Task prompt: For the entries below, how many lines include the word "gern"? Give the figure and nothing more.

Data for this exercise:
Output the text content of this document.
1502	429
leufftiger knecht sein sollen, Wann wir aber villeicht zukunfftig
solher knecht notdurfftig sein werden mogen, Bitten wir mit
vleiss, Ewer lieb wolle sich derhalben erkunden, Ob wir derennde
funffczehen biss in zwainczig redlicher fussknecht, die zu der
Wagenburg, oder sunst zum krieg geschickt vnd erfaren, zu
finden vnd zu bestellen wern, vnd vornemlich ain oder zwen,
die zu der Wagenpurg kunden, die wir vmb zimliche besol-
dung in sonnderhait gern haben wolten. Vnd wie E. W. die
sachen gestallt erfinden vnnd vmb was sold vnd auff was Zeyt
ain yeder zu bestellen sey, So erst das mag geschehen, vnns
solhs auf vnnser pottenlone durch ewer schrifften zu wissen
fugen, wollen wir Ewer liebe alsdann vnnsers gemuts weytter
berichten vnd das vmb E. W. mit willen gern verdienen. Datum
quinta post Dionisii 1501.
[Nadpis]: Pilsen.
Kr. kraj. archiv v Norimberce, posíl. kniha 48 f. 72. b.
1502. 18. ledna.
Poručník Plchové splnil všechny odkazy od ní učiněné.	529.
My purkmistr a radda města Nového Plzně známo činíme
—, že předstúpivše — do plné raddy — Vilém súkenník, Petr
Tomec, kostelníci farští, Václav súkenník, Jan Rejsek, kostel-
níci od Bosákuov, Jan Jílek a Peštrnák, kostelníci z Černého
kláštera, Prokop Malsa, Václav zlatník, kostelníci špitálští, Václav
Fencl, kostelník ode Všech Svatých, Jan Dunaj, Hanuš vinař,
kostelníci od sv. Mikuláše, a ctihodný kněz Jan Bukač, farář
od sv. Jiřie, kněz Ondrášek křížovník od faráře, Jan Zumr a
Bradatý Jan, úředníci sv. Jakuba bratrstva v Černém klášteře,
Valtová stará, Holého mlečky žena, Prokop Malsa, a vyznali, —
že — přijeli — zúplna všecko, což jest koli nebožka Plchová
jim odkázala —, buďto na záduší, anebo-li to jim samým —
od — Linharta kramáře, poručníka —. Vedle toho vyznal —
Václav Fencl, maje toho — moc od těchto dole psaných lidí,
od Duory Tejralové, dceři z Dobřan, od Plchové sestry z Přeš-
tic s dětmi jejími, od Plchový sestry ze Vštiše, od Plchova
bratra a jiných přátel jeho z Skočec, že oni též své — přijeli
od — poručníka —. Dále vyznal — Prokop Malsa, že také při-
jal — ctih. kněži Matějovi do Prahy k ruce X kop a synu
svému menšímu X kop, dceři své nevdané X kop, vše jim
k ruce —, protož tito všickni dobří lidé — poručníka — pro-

---

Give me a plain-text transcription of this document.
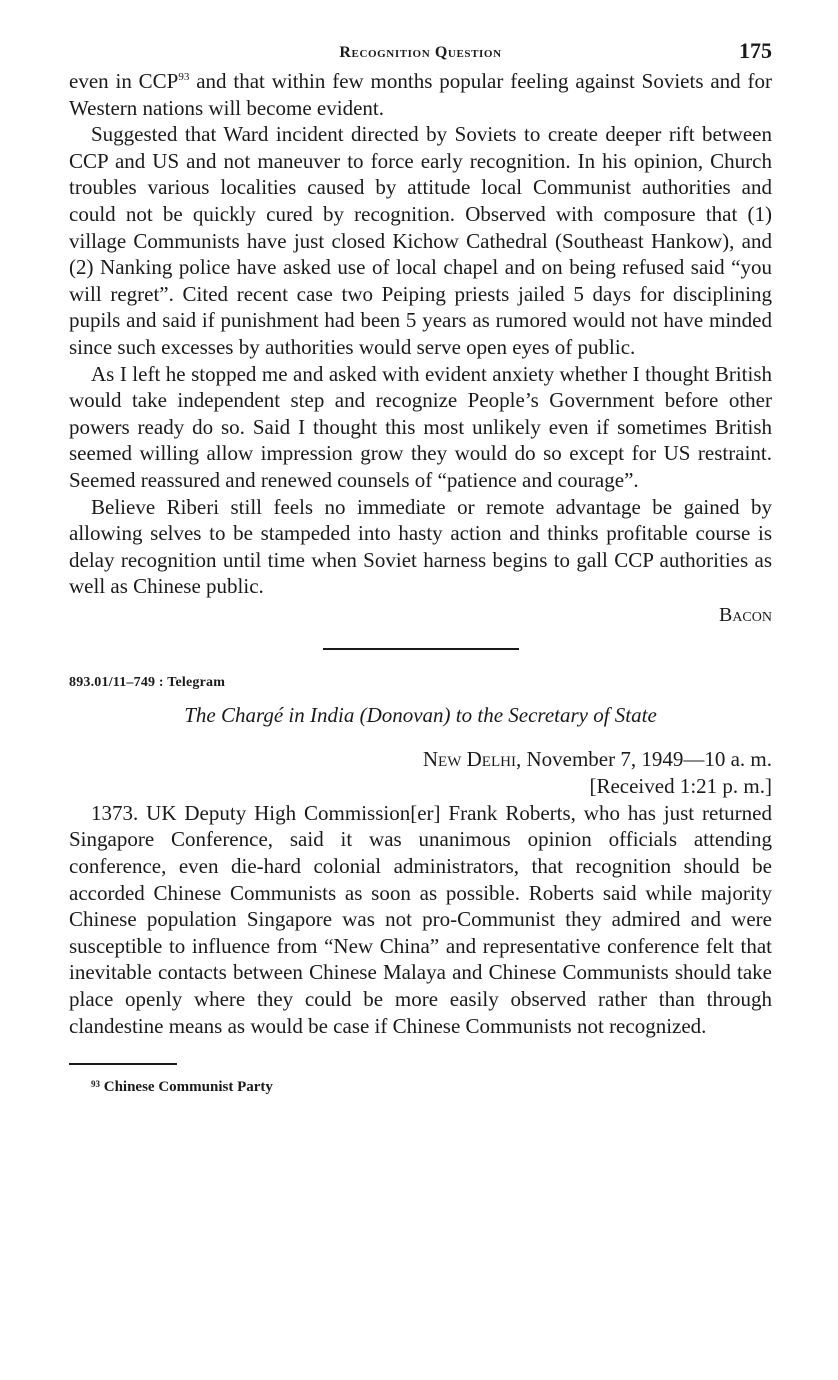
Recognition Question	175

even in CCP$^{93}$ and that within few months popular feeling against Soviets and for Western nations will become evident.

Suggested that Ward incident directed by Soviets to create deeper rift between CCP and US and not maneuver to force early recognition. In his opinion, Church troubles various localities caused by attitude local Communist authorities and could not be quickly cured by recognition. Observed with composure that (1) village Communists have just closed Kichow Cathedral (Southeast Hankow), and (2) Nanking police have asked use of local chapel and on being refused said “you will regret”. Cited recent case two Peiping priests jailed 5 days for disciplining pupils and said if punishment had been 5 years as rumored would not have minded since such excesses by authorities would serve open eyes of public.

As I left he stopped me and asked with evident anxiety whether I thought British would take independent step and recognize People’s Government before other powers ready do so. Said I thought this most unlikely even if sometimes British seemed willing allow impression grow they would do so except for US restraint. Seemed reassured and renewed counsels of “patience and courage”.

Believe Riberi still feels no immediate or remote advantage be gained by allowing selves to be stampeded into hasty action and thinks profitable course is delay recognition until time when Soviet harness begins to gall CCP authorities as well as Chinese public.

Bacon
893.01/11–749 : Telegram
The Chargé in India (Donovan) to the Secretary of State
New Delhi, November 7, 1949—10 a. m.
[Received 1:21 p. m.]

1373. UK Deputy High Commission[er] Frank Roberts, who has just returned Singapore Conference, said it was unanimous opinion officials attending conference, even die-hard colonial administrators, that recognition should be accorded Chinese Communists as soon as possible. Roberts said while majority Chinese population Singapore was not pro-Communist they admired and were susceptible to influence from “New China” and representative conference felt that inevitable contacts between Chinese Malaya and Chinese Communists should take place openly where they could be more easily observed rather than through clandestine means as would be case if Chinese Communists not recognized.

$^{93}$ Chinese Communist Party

Exercise output: 2